Items from a data source

________________________________________

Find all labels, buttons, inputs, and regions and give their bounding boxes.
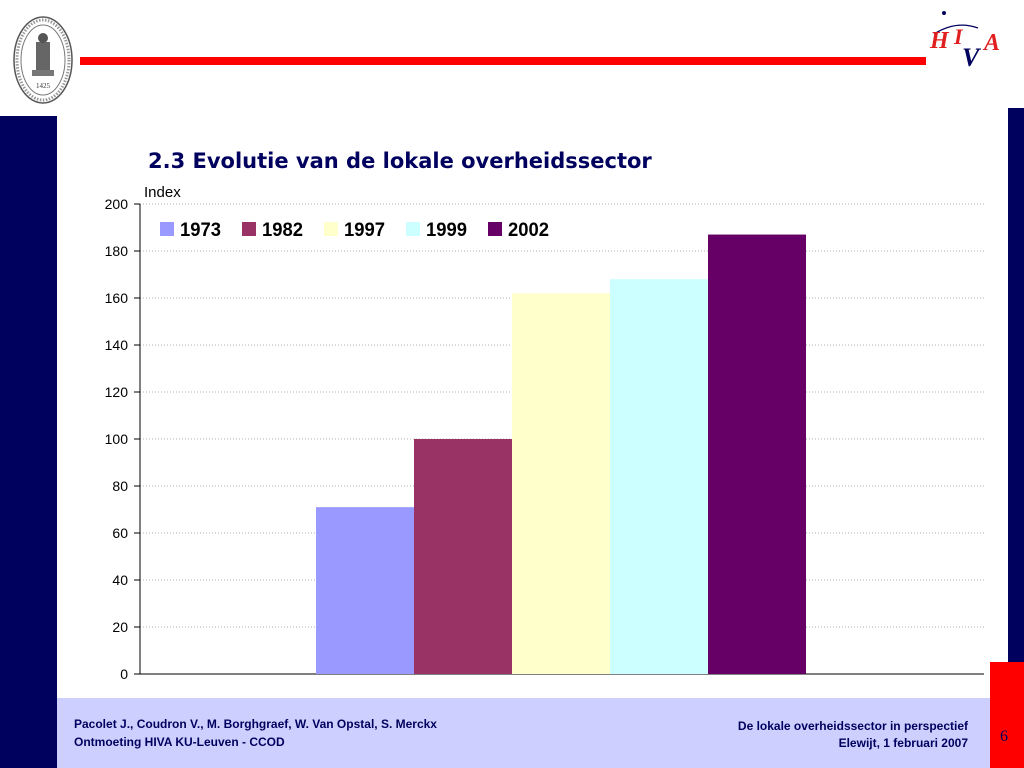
university-seal-logo: 1425 [13,16,73,104]
hiva-logo: H I V A [929,11,1000,72]
right-decorative-band [1008,108,1024,664]
y-tick-label: 160 [105,290,129,306]
page-number-box: 6 [990,662,1024,768]
footer-bar: Pacolet J., Coudron V., M. Borghgraef, W… [57,698,990,768]
legend-swatch-1999 [406,222,420,236]
svg-text:H: H [929,28,950,54]
header-red-rule [80,57,926,65]
page-number: 6 [1000,728,1008,745]
svg-text:A: A [982,30,1000,56]
legend-label-1997: 1997 [344,220,385,241]
legend-label-1973: 1973 [180,220,221,241]
footer-presentation-info: De lokale overheidssector in perspectief… [738,718,968,752]
svg-text:V: V [962,43,982,72]
bar-1997 [512,293,610,674]
y-tick-label: 200 [105,196,129,212]
bar-1982 [414,439,512,674]
y-tick-label: 180 [105,243,129,259]
legend-swatch-1973 [160,222,174,236]
footer-event-line: Ontmoeting HIVA KU-Leuven - CCOD [74,735,285,749]
bar-2002 [708,234,806,675]
y-tick-label: 40 [112,572,128,588]
legend-label-1982: 1982 [262,220,303,241]
y-tick-label: 0 [120,666,128,682]
y-tick-label: 120 [105,384,129,400]
y-tick-label: 100 [105,431,129,447]
slide-title: 2.3 Evolutie van de lokale overheidssect… [148,149,652,173]
y-tick-label: 20 [112,619,128,635]
y-axis-label: Index [144,184,181,201]
bar-1999 [610,279,708,674]
footer-authors: Pacolet J., Coudron V., M. Borghgraef, W… [74,715,437,751]
y-tick-label: 60 [112,525,128,541]
footer-presentation-date: Elewijt, 1 februari 2007 [838,736,968,750]
index-bar-chart: 0 20 40 60 80 100 120 140 160 180 200 Index 1973 1982… [105,184,984,682]
legend-label-2002: 2002 [508,220,549,241]
legend-swatch-2002 [488,222,502,236]
footer-presentation-title: De lokale overheidssector in perspectief [737,719,968,733]
footer-authors-line: Pacolet J., Coudron V., M. Borghgraef, W… [74,717,437,731]
legend-swatch-1982 [242,222,256,236]
y-tick-label: 80 [112,478,128,494]
legend-label-1999: 1999 [426,220,467,241]
legend-swatch-1997 [324,222,338,236]
bar-1973 [316,507,414,674]
y-tick-label: 140 [105,337,129,353]
seal-year: 1425 [36,82,51,90]
svg-text:I: I [953,24,964,49]
left-decorative-band [0,116,57,768]
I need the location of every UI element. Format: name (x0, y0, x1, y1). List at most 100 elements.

________________________________________

_What you have to do:_ Write out every line of the items above exactly as it appears, leaving out the pictures.

_Solution for this task:_
Find all labels, buttons, inputs, and regions and give their bounding boxes.
university-seal-logo: 1425 [13,16,73,104]
hiva-logo: H I V A [929,11,1000,72]
right-decorative-band [1008,108,1024,664]
y-tick-label: 160 [105,290,129,306]
page-number-box: 6 [990,662,1024,768]
footer-bar: Pacolet J., Coudron V., M. Borghgraef, W… [57,698,990,768]
legend-swatch-1999 [406,222,420,236]
svg-text:H: H [929,28,950,54]
header-red-rule [80,57,926,65]
page-number: 6 [1000,728,1008,745]
svg-text:A: A [982,30,1000,56]
legend-label-1997: 1997 [344,220,385,241]
legend-label-1973: 1973 [180,220,221,241]
footer-presentation-info: De lokale overheidssector in perspectief… [738,718,968,752]
svg-text:V: V [962,43,982,72]
bar-1997 [512,293,610,674]
y-tick-label: 200 [105,196,129,212]
bar-1982 [414,439,512,674]
y-tick-label: 180 [105,243,129,259]
legend-swatch-1973 [160,222,174,236]
footer-event-line: Ontmoeting HIVA KU-Leuven - CCOD [74,735,285,749]
bar-2002 [708,234,806,675]
y-tick-label: 40 [112,572,128,588]
legend-label-1982: 1982 [262,220,303,241]
y-tick-label: 0 [120,666,128,682]
y-tick-label: 120 [105,384,129,400]
y-tick-label: 100 [105,431,129,447]
slide-title: 2.3 Evolutie van de lokale overheidssect… [148,149,652,173]
y-tick-label: 20 [112,619,128,635]
y-axis-label: Index [144,184,181,201]
bar-1999 [610,279,708,674]
footer-authors: Pacolet J., Coudron V., M. Borghgraef, W… [74,715,437,751]
y-tick-label: 60 [112,525,128,541]
footer-presentation-date: Elewijt, 1 februari 2007 [838,736,968,750]
index-bar-chart: 0 20 40 60 80 100 120 140 160 180 200 Index 1973 1982… [105,184,984,682]
legend-label-2002: 2002 [508,220,549,241]
legend-swatch-2002 [488,222,502,236]
footer-presentation-title: De lokale overheidssector in perspectief [737,719,968,733]
footer-authors-line: Pacolet J., Coudron V., M. Borghgraef, W… [74,717,437,731]
legend-swatch-1982 [242,222,256,236]
y-tick-label: 80 [112,478,128,494]
legend-label-1999: 1999 [426,220,467,241]
legend-swatch-1997 [324,222,338,236]
bar-1973 [316,507,414,674]
y-tick-label: 140 [105,337,129,353]
seal-year: 1425 [36,82,51,90]
svg-text:I: I [953,24,964,49]
left-decorative-band [0,116,57,768]
I need the location of every UI element. Format: name (x0, y0, x1, y1). List at most 100 elements.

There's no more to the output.